## What to do
Scan the data for "Cēsu" and copy the lines it appears in.

━━━━━ Source material

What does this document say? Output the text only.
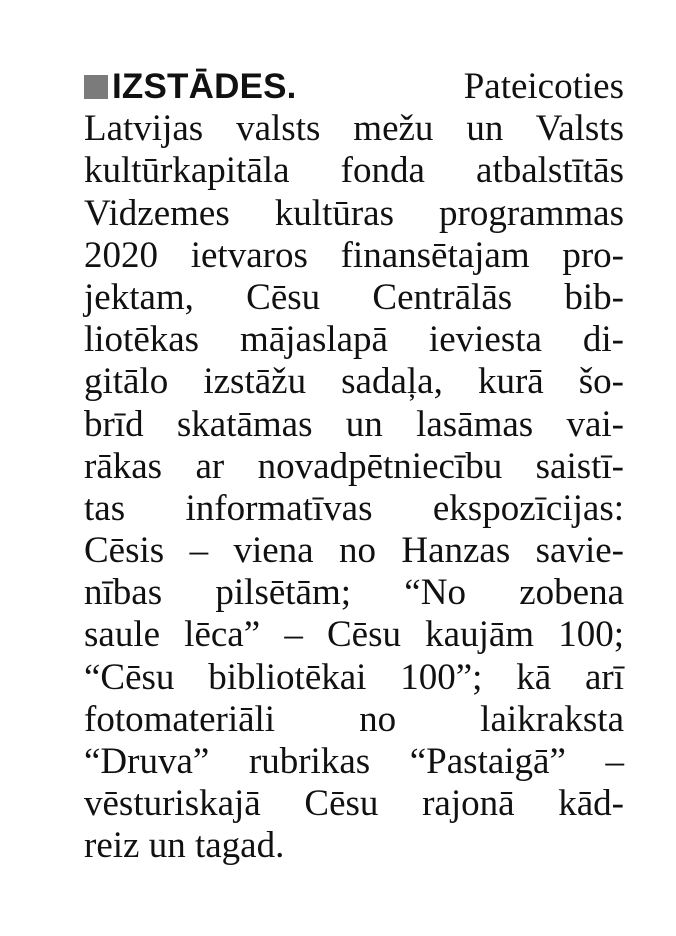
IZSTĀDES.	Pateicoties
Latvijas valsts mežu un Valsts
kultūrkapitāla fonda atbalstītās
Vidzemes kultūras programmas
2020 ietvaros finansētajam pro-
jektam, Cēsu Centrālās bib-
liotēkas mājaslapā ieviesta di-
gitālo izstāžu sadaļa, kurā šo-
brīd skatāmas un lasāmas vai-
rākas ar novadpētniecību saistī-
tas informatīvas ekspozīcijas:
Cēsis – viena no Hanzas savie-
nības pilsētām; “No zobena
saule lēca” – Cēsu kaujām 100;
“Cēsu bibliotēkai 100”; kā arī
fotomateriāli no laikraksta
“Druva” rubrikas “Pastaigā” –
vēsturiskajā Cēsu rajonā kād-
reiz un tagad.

━━━━━━━━━━

## Written solution
jektam, Cēsu Centrālās bib-
saule lēca” – Cēsu kaujām 100;
“Cēsu bibliotēkai 100”; kā arī
vēsturiskajā Cēsu rajonā kād-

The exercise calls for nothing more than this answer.